**Given exercise**.
Filter this material down to the lines that hold "Chirurghi", copying each one.

========

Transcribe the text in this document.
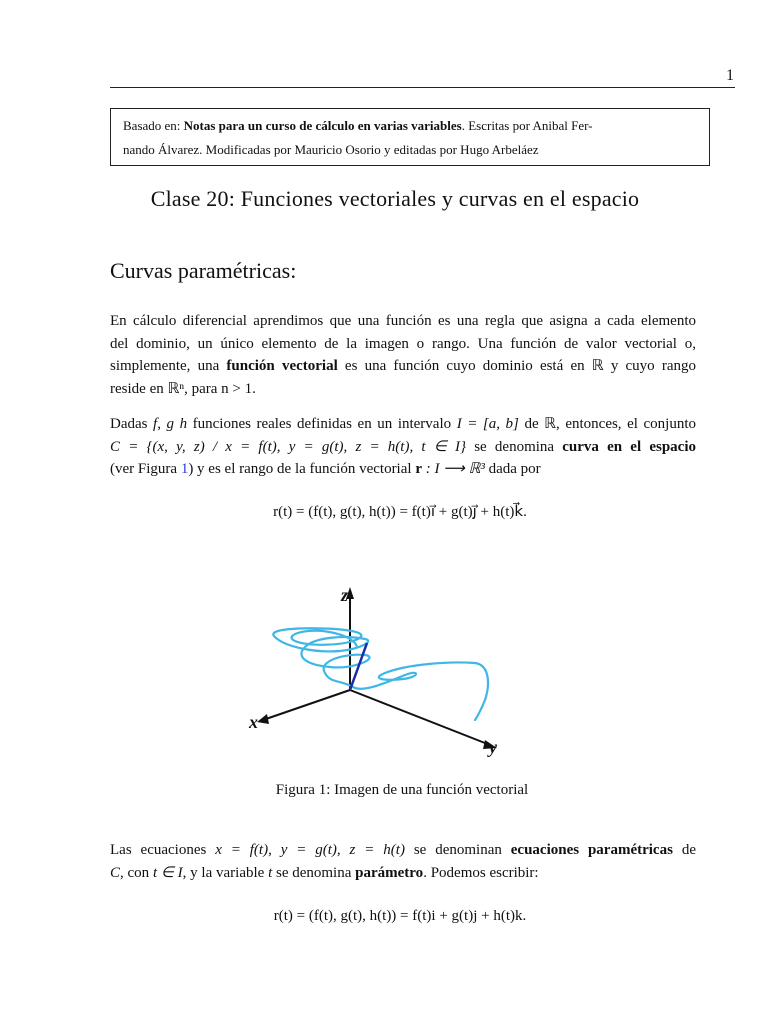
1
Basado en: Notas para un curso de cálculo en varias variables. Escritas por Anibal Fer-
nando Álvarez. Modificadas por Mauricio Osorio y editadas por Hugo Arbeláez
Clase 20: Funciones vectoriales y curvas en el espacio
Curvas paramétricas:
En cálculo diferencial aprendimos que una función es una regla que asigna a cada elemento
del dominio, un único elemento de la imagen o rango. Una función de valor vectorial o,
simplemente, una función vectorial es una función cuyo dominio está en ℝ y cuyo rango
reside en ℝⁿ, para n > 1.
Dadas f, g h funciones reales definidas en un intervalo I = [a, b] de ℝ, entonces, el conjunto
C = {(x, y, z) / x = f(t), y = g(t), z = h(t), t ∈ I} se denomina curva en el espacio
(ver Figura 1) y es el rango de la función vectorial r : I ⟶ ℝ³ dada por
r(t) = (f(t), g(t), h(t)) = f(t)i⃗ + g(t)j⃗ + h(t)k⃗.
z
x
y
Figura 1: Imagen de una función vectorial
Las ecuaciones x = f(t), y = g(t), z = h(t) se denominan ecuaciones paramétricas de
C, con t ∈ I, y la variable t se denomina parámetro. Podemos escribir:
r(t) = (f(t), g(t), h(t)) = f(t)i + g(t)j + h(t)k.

========

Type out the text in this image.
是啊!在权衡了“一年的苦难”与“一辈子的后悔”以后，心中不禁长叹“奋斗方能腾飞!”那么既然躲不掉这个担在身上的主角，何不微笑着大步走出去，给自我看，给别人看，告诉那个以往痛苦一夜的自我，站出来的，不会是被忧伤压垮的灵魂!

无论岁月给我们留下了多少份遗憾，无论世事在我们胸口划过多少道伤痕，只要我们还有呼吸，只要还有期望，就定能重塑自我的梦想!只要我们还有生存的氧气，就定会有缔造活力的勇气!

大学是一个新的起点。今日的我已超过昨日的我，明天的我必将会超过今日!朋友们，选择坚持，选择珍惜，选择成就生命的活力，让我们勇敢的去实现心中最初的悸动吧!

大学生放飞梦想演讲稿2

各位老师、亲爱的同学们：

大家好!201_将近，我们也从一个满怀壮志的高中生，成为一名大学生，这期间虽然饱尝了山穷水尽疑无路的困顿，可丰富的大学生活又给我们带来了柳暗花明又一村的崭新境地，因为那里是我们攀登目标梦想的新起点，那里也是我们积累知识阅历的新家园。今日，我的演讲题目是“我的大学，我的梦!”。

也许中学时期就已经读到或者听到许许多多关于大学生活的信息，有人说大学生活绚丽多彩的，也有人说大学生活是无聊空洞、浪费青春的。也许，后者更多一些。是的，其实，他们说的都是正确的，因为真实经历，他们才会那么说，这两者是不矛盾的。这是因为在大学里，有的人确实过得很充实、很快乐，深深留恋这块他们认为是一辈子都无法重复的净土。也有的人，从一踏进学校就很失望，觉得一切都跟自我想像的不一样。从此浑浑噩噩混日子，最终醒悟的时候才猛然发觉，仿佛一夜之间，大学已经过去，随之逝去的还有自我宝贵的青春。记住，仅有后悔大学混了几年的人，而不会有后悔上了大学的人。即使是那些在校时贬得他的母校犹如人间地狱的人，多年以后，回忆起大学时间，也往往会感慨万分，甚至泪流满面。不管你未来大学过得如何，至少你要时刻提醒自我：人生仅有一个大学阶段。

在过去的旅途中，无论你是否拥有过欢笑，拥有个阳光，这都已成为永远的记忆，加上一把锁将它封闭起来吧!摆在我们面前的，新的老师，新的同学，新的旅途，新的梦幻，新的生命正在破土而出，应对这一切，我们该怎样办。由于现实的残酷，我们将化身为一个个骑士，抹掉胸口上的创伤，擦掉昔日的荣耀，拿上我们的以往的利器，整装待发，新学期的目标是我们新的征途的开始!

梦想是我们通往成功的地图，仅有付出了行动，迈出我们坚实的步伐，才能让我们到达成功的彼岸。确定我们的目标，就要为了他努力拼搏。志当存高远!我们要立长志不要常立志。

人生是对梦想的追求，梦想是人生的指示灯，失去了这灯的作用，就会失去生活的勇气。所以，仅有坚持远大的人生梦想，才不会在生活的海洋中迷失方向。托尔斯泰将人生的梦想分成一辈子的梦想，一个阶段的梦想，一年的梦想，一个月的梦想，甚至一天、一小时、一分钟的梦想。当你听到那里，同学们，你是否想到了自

========

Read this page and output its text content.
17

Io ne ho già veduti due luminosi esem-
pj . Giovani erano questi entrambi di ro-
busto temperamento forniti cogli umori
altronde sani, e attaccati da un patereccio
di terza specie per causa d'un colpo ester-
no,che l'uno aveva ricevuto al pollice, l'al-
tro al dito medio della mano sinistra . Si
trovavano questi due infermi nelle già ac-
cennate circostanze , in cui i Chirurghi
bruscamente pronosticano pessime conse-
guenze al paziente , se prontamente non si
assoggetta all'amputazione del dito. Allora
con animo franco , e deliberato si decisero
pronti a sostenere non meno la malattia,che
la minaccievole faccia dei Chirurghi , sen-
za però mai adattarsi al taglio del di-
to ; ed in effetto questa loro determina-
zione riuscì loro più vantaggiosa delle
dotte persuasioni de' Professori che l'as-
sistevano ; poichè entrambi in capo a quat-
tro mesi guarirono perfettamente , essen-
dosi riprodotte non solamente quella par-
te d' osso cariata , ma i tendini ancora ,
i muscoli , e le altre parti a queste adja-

========

**Response to the exercise**.
cennate circostanze , in cui i Chirurghi
la minaccievole faccia dei Chirurghi , sen-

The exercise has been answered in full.